Pick out each line of the records that contains the word "association" and copy it in full.

[Begin Extracted records]

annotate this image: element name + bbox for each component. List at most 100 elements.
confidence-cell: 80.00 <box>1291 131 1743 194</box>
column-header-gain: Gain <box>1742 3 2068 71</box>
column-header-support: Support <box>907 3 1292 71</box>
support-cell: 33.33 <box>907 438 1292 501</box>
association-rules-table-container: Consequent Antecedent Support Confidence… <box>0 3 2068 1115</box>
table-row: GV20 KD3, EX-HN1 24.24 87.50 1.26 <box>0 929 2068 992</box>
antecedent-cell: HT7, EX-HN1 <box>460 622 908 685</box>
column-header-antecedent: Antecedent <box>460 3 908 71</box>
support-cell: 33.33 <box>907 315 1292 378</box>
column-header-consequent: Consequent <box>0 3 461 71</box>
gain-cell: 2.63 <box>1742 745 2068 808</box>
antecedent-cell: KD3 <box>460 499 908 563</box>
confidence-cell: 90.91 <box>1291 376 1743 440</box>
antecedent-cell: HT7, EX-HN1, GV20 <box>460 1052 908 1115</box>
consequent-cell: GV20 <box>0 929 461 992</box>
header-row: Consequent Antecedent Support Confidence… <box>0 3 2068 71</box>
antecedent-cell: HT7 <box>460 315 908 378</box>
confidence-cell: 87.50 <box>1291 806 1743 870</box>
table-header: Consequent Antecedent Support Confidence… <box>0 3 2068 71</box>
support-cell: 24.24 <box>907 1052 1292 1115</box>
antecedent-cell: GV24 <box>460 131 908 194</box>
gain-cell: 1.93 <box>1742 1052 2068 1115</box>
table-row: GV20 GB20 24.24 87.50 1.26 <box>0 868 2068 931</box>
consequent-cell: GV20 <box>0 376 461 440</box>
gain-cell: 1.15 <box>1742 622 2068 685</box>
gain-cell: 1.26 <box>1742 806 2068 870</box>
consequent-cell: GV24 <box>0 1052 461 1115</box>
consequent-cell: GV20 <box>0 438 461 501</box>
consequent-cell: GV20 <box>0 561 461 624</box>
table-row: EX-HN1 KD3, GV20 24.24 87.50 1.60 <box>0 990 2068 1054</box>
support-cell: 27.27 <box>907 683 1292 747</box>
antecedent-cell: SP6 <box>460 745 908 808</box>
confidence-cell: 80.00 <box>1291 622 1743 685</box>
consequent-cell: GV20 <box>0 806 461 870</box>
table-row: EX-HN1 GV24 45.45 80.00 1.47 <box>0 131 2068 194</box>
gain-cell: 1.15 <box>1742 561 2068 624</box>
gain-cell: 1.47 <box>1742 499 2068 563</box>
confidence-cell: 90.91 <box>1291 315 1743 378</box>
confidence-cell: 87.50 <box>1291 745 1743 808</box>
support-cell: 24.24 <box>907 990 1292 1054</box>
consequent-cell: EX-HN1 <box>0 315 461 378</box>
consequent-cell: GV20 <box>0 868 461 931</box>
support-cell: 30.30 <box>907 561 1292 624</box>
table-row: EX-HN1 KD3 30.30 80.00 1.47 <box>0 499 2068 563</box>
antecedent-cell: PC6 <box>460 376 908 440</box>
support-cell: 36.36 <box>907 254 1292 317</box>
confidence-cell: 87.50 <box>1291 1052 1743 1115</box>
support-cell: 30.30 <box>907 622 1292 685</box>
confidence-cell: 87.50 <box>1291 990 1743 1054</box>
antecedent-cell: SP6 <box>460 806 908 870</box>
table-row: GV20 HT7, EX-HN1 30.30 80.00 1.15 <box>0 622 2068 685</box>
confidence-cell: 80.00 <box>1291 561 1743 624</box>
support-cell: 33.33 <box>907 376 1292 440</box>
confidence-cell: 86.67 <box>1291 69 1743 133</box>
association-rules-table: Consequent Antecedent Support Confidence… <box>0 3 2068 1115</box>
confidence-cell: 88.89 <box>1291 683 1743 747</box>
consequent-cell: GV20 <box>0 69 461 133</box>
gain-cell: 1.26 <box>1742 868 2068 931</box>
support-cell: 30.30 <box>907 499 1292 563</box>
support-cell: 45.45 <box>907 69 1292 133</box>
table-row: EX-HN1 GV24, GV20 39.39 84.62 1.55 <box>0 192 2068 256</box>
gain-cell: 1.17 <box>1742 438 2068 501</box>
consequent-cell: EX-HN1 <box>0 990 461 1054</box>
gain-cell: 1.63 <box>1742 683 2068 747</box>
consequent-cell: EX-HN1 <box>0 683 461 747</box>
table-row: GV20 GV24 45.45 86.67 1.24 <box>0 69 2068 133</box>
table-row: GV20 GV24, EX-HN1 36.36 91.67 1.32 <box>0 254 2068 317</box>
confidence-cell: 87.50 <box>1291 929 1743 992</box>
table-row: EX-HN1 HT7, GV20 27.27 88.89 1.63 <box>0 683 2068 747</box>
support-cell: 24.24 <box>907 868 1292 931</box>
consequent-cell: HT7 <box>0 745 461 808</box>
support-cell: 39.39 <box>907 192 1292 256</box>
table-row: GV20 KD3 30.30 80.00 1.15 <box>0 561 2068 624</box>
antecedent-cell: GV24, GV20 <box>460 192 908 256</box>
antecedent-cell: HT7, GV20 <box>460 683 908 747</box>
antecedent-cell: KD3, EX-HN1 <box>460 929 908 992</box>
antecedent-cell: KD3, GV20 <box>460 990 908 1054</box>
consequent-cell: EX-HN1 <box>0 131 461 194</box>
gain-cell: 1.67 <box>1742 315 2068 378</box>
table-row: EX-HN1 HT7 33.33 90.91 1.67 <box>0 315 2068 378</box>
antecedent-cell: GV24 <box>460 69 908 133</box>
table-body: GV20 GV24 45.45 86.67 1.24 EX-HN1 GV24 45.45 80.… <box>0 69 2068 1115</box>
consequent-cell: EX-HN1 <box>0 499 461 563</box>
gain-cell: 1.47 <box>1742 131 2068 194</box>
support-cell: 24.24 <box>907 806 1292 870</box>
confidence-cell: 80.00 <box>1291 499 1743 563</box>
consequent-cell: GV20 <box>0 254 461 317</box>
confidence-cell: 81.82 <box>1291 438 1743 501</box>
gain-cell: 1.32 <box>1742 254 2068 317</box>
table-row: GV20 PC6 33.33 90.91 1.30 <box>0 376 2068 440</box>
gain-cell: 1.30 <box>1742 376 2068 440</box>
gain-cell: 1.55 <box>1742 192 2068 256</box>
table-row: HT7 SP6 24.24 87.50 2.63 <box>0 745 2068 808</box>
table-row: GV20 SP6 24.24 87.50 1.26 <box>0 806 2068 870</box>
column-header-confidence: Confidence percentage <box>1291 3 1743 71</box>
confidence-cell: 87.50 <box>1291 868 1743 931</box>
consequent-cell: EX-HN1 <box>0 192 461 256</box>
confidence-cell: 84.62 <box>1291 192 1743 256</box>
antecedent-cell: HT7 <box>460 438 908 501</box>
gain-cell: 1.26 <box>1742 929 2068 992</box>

[End Extracted records]

Exercise output:
association-rules-table-container: Consequent Antecedent Support Confidence… <box>0 3 2068 1115</box>
association-rules-table: Consequent Antecedent Support Confidence… <box>0 3 2068 1115</box>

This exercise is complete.